:: Material for this exercise

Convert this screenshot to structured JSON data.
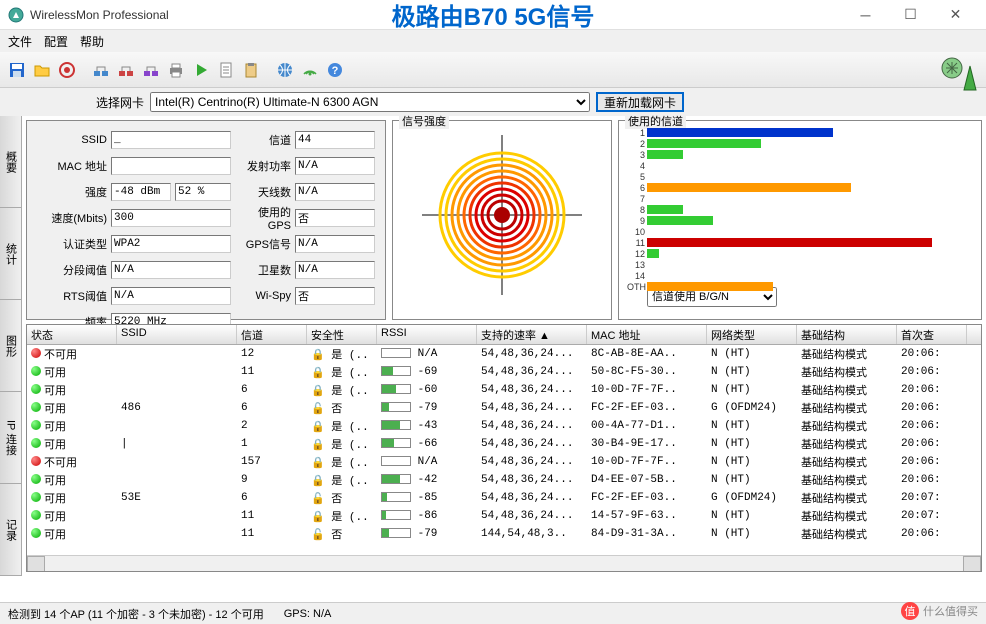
{
  "window": {
    "title": "WirelessMon Professional",
    "overlay_title": "极路由B70 5G信号"
  },
  "menu": {
    "file": "文件",
    "config": "配置",
    "help": "帮助"
  },
  "nic": {
    "label": "选择网卡",
    "value": "Intel(R) Centrino(R) Ultimate-N 6300 AGN",
    "reload": "重新加载网卡"
  },
  "vtabs": [
    "概要",
    "统计",
    "图形",
    "IP 连接",
    "记录"
  ],
  "info": {
    "ssid_label": "SSID",
    "ssid": "_",
    "channel_label": "信道",
    "channel": "44",
    "mac_label": "MAC 地址",
    "mac": "",
    "txpower_label": "发射功率",
    "txpower": "N/A",
    "strength_label": "强度",
    "strength_dbm": "-48 dBm",
    "strength_pct": "52 %",
    "antenna_label": "天线数",
    "antenna": "N/A",
    "speed_label": "速度(Mbits)",
    "speed": "300",
    "gps_used_label": "使用的GPS",
    "gps_used": "否",
    "auth_label": "认证类型",
    "auth": "WPA2",
    "gps_signal_label": "GPS信号",
    "gps_signal": "N/A",
    "frag_label": "分段阈值",
    "frag": "N/A",
    "sat_label": "卫星数",
    "sat": "N/A",
    "rts_label": "RTS阈值",
    "rts": "N/A",
    "wispy_label": "Wi-Spy",
    "wispy": "否",
    "freq_label": "频率",
    "freq": "5220 MHz"
  },
  "signal_title": "信号强度",
  "channels_title": "使用的信道",
  "channel_select": "信道使用 B/G/N",
  "chart_data": {
    "type": "bar",
    "orientation": "horizontal",
    "categories": [
      1,
      2,
      3,
      4,
      5,
      6,
      7,
      8,
      9,
      10,
      11,
      12,
      13,
      14,
      "OTH"
    ],
    "values": [
      62,
      38,
      12,
      0,
      0,
      68,
      0,
      12,
      22,
      0,
      95,
      4,
      0,
      0,
      42
    ],
    "colors": [
      "#0033cc",
      "#33cc33",
      "#33cc33",
      "",
      "",
      "#ff9900",
      "",
      "#33cc33",
      "#33cc33",
      "",
      "#cc0000",
      "#33cc33",
      "",
      "",
      "#ff9900"
    ],
    "xlabel": "",
    "ylabel": "信道",
    "xlim": [
      0,
      100
    ]
  },
  "grid": {
    "headers": [
      "状态",
      "SSID",
      "信道",
      "安全性",
      "RSSI",
      "支持的速率",
      "MAC 地址",
      "网络类型",
      "基础结构",
      "首次查"
    ],
    "sort_col": 5,
    "rows": [
      {
        "status": "不可用",
        "dot": "red",
        "ssid": "",
        "ch": "12",
        "sec": "是 (..",
        "locked": true,
        "rssi": "N/A",
        "rssi_pct": 0,
        "rates": "54,48,36,24...",
        "mac": "8C-AB-8E-AA..",
        "net": "N (HT)",
        "infra": "基础结构模式",
        "first": "20:06:"
      },
      {
        "status": "可用",
        "dot": "green",
        "ssid": "",
        "ch": "11",
        "sec": "是 (..",
        "locked": true,
        "rssi": "-69",
        "rssi_pct": 40,
        "rates": "54,48,36,24...",
        "mac": "50-8C-F5-30..",
        "net": "N (HT)",
        "infra": "基础结构模式",
        "first": "20:06:"
      },
      {
        "status": "可用",
        "dot": "green",
        "ssid": "",
        "ch": "6",
        "sec": "是 (..",
        "locked": true,
        "rssi": "-60",
        "rssi_pct": 50,
        "rates": "54,48,36,24...",
        "mac": "10-0D-7F-7F..",
        "net": "N (HT)",
        "infra": "基础结构模式",
        "first": "20:06:"
      },
      {
        "status": "可用",
        "dot": "green",
        "ssid": "486",
        "ch": "6",
        "sec": "否",
        "locked": false,
        "rssi": "-79",
        "rssi_pct": 25,
        "rates": "54,48,36,24...",
        "mac": "FC-2F-EF-03..",
        "net": "G (OFDM24)",
        "infra": "基础结构模式",
        "first": "20:06:"
      },
      {
        "status": "可用",
        "dot": "green",
        "ssid": "",
        "ch": "2",
        "sec": "是 (..",
        "locked": true,
        "rssi": "-43",
        "rssi_pct": 65,
        "rates": "54,48,36,24...",
        "mac": "00-4A-77-D1..",
        "net": "N (HT)",
        "infra": "基础结构模式",
        "first": "20:06:"
      },
      {
        "status": "可用",
        "dot": "green",
        "ssid": "|",
        "ch": "1",
        "sec": "是 (..",
        "locked": true,
        "rssi": "-66",
        "rssi_pct": 42,
        "rates": "54,48,36,24...",
        "mac": "30-B4-9E-17..",
        "net": "N (HT)",
        "infra": "基础结构模式",
        "first": "20:06:"
      },
      {
        "status": "不可用",
        "dot": "red",
        "ssid": "",
        "ch": "157",
        "sec": "是 (..",
        "locked": true,
        "rssi": "N/A",
        "rssi_pct": 0,
        "rates": "54,48,36,24...",
        "mac": "10-0D-7F-7F..",
        "net": "N (HT)",
        "infra": "基础结构模式",
        "first": "20:06:"
      },
      {
        "status": "可用",
        "dot": "green",
        "ssid": "",
        "ch": "9",
        "sec": "是 (..",
        "locked": true,
        "rssi": "-42",
        "rssi_pct": 65,
        "rates": "54,48,36,24...",
        "mac": "D4-EE-07-5B..",
        "net": "N (HT)",
        "infra": "基础结构模式",
        "first": "20:06:"
      },
      {
        "status": "可用",
        "dot": "green",
        "ssid": "53E",
        "ch": "6",
        "sec": "否",
        "locked": false,
        "rssi": "-85",
        "rssi_pct": 18,
        "rates": "54,48,36,24...",
        "mac": "FC-2F-EF-03..",
        "net": "G (OFDM24)",
        "infra": "基础结构模式",
        "first": "20:07:"
      },
      {
        "status": "可用",
        "dot": "green",
        "ssid": "",
        "ch": "11",
        "sec": "是 (..",
        "locked": true,
        "rssi": "-86",
        "rssi_pct": 16,
        "rates": "54,48,36,24...",
        "mac": "14-57-9F-63..",
        "net": "N (HT)",
        "infra": "基础结构模式",
        "first": "20:07:"
      },
      {
        "status": "可用",
        "dot": "green",
        "ssid": "",
        "ch": "11",
        "sec": "否",
        "locked": false,
        "rssi": "-79",
        "rssi_pct": 25,
        "rates": "144,54,48,3..",
        "mac": "84-D9-31-3A..",
        "net": "N (HT)",
        "infra": "基础结构模式",
        "first": "20:06:"
      }
    ]
  },
  "statusbar": {
    "ap_count": "检测到 14 个AP (11 个加密 - 3 个未加密) - 12 个可用",
    "gps": "GPS: N/A"
  },
  "watermark": "什么值得买"
}
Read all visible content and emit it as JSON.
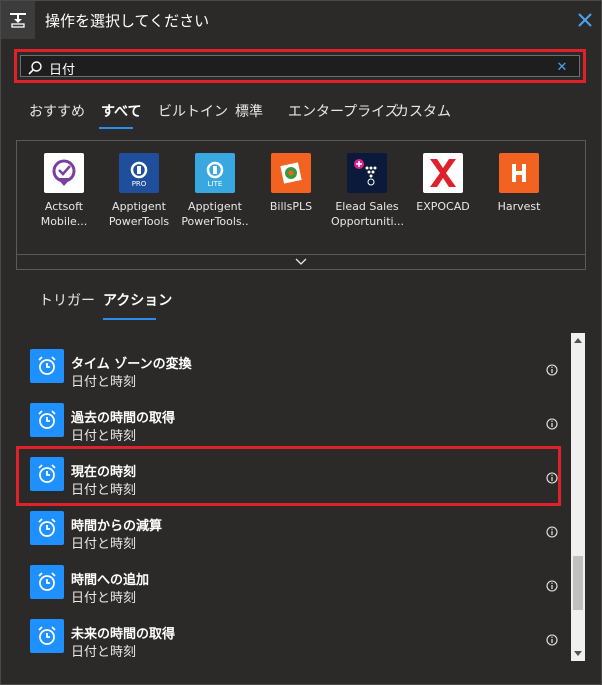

::::

[Problem description]:
Return all of the entries word for word, but omit the pictures.

[Exercise solution]:
Convert this screenshot to structured JSON data.
{
  "window": {
    "title": "WirelessMon Professional",
    "overlay_title": "极路由B70 5G信号"
  },
  "menu": {
    "file": "文件",
    "config": "配置",
    "help": "帮助"
  },
  "nic": {
    "label": "选择网卡",
    "value": "Intel(R) Centrino(R) Ultimate-N 6300 AGN",
    "reload": "重新加载网卡"
  },
  "vtabs": [
    "概要",
    "统计",
    "图形",
    "IP 连接",
    "记录"
  ],
  "info": {
    "ssid_label": "SSID",
    "ssid": "_",
    "channel_label": "信道",
    "channel": "44",
    "mac_label": "MAC 地址",
    "mac": "",
    "txpower_label": "发射功率",
    "txpower": "N/A",
    "strength_label": "强度",
    "strength_dbm": "-48 dBm",
    "strength_pct": "52 %",
    "antenna_label": "天线数",
    "antenna": "N/A",
    "speed_label": "速度(Mbits)",
    "speed": "300",
    "gps_used_label": "使用的GPS",
    "gps_used": "否",
    "auth_label": "认证类型",
    "auth": "WPA2",
    "gps_signal_label": "GPS信号",
    "gps_signal": "N/A",
    "frag_label": "分段阈值",
    "frag": "N/A",
    "sat_label": "卫星数",
    "sat": "N/A",
    "rts_label": "RTS阈值",
    "rts": "N/A",
    "wispy_label": "Wi-Spy",
    "wispy": "否",
    "freq_label": "频率",
    "freq": "5220 MHz"
  },
  "signal_title": "信号强度",
  "channels_title": "使用的信道",
  "channel_select": "信道使用 B/G/N",
  "chart_data": {
    "type": "bar",
    "orientation": "horizontal",
    "categories": [
      1,
      2,
      3,
      4,
      5,
      6,
      7,
      8,
      9,
      10,
      11,
      12,
      13,
      14,
      "OTH"
    ],
    "values": [
      62,
      38,
      12,
      0,
      0,
      68,
      0,
      12,
      22,
      0,
      95,
      4,
      0,
      0,
      42
    ],
    "colors": [
      "#0033cc",
      "#33cc33",
      "#33cc33",
      "",
      "",
      "#ff9900",
      "",
      "#33cc33",
      "#33cc33",
      "",
      "#cc0000",
      "#33cc33",
      "",
      "",
      "#ff9900"
    ],
    "xlabel": "",
    "ylabel": "信道",
    "xlim": [
      0,
      100
    ]
  },
  "grid": {
    "headers": [
      "状态",
      "SSID",
      "信道",
      "安全性",
      "RSSI",
      "支持的速率",
      "MAC 地址",
      "网络类型",
      "基础结构",
      "首次查"
    ],
    "sort_col": 5,
    "rows": [
      {
        "status": "不可用",
        "dot": "red",
        "ssid": "",
        "ch": "12",
        "sec": "是 (..",
        "locked": true,
        "rssi": "N/A",
        "rssi_pct": 0,
        "rates": "54,48,36,24...",
        "mac": "8C-AB-8E-AA..",
        "net": "N (HT)",
        "infra": "基础结构模式",
        "first": "20:06:"
      },
      {
        "status": "可用",
        "dot": "green",
        "ssid": "",
        "ch": "11",
        "sec": "是 (..",
        "locked": true,
        "rssi": "-69",
        "rssi_pct": 40,
        "rates": "54,48,36,24...",
        "mac": "50-8C-F5-30..",
        "net": "N (HT)",
        "infra": "基础结构模式",
        "first": "20:06:"
      },
      {
        "status": "可用",
        "dot": "green",
        "ssid": "",
        "ch": "6",
        "sec": "是 (..",
        "locked": true,
        "rssi": "-60",
        "rssi_pct": 50,
        "rates": "54,48,36,24...",
        "mac": "10-0D-7F-7F..",
        "net": "N (HT)",
        "infra": "基础结构模式",
        "first": "20:06:"
      },
      {
        "status": "可用",
        "dot": "green",
        "ssid": "486",
        "ch": "6",
        "sec": "否",
        "locked": false,
        "rssi": "-79",
        "rssi_pct": 25,
        "rates": "54,48,36,24...",
        "mac": "FC-2F-EF-03..",
        "net": "G (OFDM24)",
        "infra": "基础结构模式",
        "first": "20:06:"
      },
      {
        "status": "可用",
        "dot": "green",
        "ssid": "",
        "ch": "2",
        "sec": "是 (..",
        "locked": true,
        "rssi": "-43",
        "rssi_pct": 65,
        "rates": "54,48,36,24...",
        "mac": "00-4A-77-D1..",
        "net": "N (HT)",
        "infra": "基础结构模式",
        "first": "20:06:"
      },
      {
        "status": "可用",
        "dot": "green",
        "ssid": "|",
        "ch": "1",
        "sec": "是 (..",
        "locked": true,
        "rssi": "-66",
        "rssi_pct": 42,
        "rates": "54,48,36,24...",
        "mac": "30-B4-9E-17..",
        "net": "N (HT)",
        "infra": "基础结构模式",
        "first": "20:06:"
      },
      {
        "status": "不可用",
        "dot": "red",
        "ssid": "",
        "ch": "157",
        "sec": "是 (..",
        "locked": true,
        "rssi": "N/A",
        "rssi_pct": 0,
        "rates": "54,48,36,24...",
        "mac": "10-0D-7F-7F..",
        "net": "N (HT)",
        "infra": "基础结构模式",
        "first": "20:06:"
      },
      {
        "status": "可用",
        "dot": "green",
        "ssid": "",
        "ch": "9",
        "sec": "是 (..",
        "locked": true,
        "rssi": "-42",
        "rssi_pct": 65,
        "rates": "54,48,36,24...",
        "mac": "D4-EE-07-5B..",
        "net": "N (HT)",
        "infra": "基础结构模式",
        "first": "20:06:"
      },
      {
        "status": "可用",
        "dot": "green",
        "ssid": "53E",
        "ch": "6",
        "sec": "否",
        "locked": false,
        "rssi": "-85",
        "rssi_pct": 18,
        "rates": "54,48,36,24...",
        "mac": "FC-2F-EF-03..",
        "net": "G (OFDM24)",
        "infra": "基础结构模式",
        "first": "20:07:"
      },
      {
        "status": "可用",
        "dot": "green",
        "ssid": "",
        "ch": "11",
        "sec": "是 (..",
        "locked": true,
        "rssi": "-86",
        "rssi_pct": 16,
        "rates": "54,48,36,24...",
        "mac": "14-57-9F-63..",
        "net": "N (HT)",
        "infra": "基础结构模式",
        "first": "20:07:"
      },
      {
        "status": "可用",
        "dot": "green",
        "ssid": "",
        "ch": "11",
        "sec": "否",
        "locked": false,
        "rssi": "-79",
        "rssi_pct": 25,
        "rates": "144,54,48,3..",
        "mac": "84-D9-31-3A..",
        "net": "N (HT)",
        "infra": "基础结构模式",
        "first": "20:06:"
      }
    ]
  },
  "statusbar": {
    "ap_count": "检测到 14 个AP (11 个加密 - 3 个未加密) - 12 个可用",
    "gps": "GPS: N/A"
  },
  "watermark": "什么值得买"
}
Read all visible content and emit it as JSON.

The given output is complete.